Since gravitational forces (but not tidal force gradients) are merely
artifacts of a local noninertial coordinate system we see that it is no
wonder that the engineer's actions affect the observed gravitational
forces experienced by the passengers on the train. IOW the inertial
(fictitious) forces experienced in any non-inertial frame are gravitational
forces just as much as any other gravitational force produced by a planet or
a star is also a fictitious force *to the extent that the tidal field
gradient can be ignored*, since, after all, it is the field *gradient* that
gives away the spacetime curvature produced by the gravitating matter
sources. It is the effect of the curvature of spacetime that prevents the
earth's surface from simultaneously expanding outward in all directions at
9.8 m/s^2 resulting in an globally inflating earth, while in any local region
centered at some point on the earth's surface the surface is indeed
accelerating upward at 9.8 m/s^2 wrt a local inertial (i.e. free falling)

* What needs to be done
Please carry on the passage about gravity and fictitious forces from the point where it stops. The material after this passage is separate from it.

* Information provided
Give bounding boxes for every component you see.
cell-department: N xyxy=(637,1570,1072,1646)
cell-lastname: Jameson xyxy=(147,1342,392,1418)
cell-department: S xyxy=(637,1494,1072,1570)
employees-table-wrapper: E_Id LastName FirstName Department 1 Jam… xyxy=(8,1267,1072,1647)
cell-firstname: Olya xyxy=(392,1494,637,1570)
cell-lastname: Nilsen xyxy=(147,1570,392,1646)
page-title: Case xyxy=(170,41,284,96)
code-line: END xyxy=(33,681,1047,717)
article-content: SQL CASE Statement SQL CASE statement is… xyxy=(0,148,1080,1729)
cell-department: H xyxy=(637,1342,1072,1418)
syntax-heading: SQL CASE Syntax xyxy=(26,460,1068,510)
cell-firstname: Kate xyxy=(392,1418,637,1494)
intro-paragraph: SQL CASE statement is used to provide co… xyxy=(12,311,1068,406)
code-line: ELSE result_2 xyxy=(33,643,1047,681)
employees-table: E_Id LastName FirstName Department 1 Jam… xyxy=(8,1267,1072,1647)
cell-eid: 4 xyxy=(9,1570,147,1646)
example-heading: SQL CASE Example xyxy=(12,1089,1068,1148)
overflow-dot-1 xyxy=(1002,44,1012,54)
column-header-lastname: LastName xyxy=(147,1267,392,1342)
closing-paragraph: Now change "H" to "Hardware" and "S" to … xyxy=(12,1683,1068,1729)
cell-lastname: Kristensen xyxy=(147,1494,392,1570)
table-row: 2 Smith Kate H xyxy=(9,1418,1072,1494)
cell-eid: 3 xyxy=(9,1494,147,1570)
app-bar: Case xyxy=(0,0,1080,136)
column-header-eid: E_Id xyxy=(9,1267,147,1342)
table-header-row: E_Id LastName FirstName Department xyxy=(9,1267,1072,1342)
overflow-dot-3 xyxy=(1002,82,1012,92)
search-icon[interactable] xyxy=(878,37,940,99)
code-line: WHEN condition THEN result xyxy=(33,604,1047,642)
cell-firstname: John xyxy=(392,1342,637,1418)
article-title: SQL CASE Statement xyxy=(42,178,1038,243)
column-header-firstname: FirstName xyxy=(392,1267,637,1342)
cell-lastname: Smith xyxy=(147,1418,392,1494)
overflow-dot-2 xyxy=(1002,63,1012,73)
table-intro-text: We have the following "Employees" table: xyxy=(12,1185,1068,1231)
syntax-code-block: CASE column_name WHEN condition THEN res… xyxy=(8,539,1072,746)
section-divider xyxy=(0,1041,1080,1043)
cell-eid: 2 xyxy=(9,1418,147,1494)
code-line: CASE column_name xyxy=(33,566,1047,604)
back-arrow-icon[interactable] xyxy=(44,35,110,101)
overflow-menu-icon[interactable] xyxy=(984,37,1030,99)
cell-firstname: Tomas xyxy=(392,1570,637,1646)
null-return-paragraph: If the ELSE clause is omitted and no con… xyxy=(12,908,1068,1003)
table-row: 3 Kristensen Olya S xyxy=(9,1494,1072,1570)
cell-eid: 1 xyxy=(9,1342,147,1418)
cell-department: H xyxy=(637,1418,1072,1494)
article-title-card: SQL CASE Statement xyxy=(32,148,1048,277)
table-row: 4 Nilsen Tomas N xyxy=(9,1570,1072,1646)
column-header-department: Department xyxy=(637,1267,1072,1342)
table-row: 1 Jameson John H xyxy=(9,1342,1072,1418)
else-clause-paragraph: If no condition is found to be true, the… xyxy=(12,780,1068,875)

* Exercise response
reference frame. If you really want a full-blown GR description of the
decelerating train problem it can be done using a Schwarzschild metric (if we
neglect the earth's rotation, and aspherical mass anisotropies, otherwise we
would need a more complicated metric such as a Kerr metric) where the train
is moving on a path with a fixed radial coordinate and varying angular
coordinates. To calculate the gravitational field experienced onboard the
train at some point on the train's world curve, one transforms coordinates to
a non-uniformly rotating coordinate system whose fixed angular coordinates go
around the earth with the locally accelerating train. In that coordinate
system (in which the train is at rest) the coefficients of the Levi-Civita
connection are calculated at each of the different times of the train's trip,
and those coefficients give the time-dependent gravitational field for the
passengers in the train.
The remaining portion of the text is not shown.